Solution and Explanation

Step 1: Applying the impulse-momentum theorem The impulse-momentum theorem states: \[ \text{Impulse} = \text{Change in Momentum} \] Impulse is given by: \[ \text{Impulse} = F \cdot t \] Let \( m \) be the mass of the body.

 Step 2: Calculating momentum changes 1. Impulse due to 20 N force (First phase) - Force \( F_1 = 20 \) N - Time \( t_1 = 2 \) s Impulse: \[ I_1 = F_1 \cdot t_1 = 20 \times 2 = 40 \text{ Ns} \] Since the body starts from rest, initial momentum: \[ \text{Initial momentum} = 0 \] Momentum after first phase: \[ p_1 = 40 \text{ Ns} \] 2. Impulse due to 60 N force (Second phase in opposite direction) - Force \( F_2 = 60 \) N - Time \( t_2 = 1.5 \) s Impulse: \[ I_2 = F_2 \cdot t_2 = 60 \times 1.5 = 90 \text{ Ns} \] Since this force acts in the opposite direction, it reduces momentum.

Supplied data =
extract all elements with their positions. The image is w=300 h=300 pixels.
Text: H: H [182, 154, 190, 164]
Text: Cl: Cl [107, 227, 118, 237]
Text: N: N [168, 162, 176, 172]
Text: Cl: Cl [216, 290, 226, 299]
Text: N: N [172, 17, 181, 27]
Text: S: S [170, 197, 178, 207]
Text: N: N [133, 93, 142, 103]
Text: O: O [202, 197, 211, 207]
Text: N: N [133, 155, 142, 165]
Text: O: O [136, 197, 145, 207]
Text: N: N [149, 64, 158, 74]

...

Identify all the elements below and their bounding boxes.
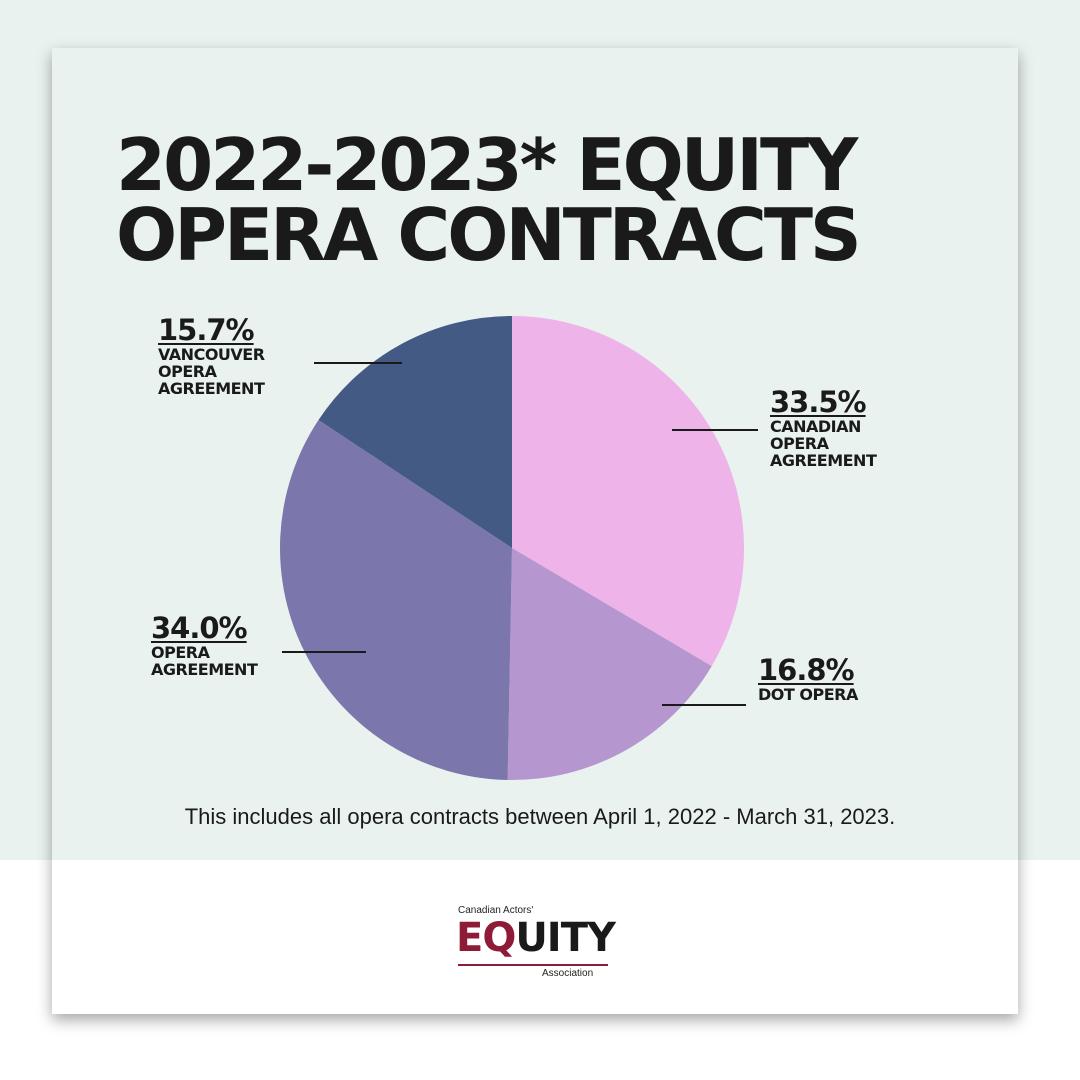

Exercise tasks =
1 - Copy out, character for character, the part of the impulse-momentum solution that opens with the words containing "Step 1: Applying" and closes with "it reduces momentum.".
2 - In the impulse-momentum solution, what is the body's momentum after the first phase?

Answers for the tasks =
1 -
Step 1: Applying the impulse-momentum theorem The impulse-momentum theorem states: \[ \text{Impulse} = \text{Change in Momentum} \] Impulse is given by: \[ \text{Impulse} = F \cdot t \] Let \( m \) be the mass of the body.

 Step 2: Calculating momentum changes 1. Impulse due to 20 N force (First phase) - Force \( F_1 = 20 \) N - Time \( t_1 = 2 \) s Impulse: \[ I_1 = F_1 \cdot t_1 = 20 \times 2 = 40 \text{ Ns} \] Since the body starts from rest, initial momentum: \[ \text{Initial momentum} = 0 \] Momentum after first phase: \[ p_1 = 40 \text{ Ns} \] 2. Impulse due to 60 N force (Second phase in opposite direction) - Force \( F_2 = 60 \) N - Time \( t_2 = 1.5 \) s Impulse: \[ I_2 = F_2 \cdot t_2 = 60 \times 1.5 = 90 \text{ Ns} \] Since this force acts in the opposite direction, it reduces momentum.

2 - 40 Ns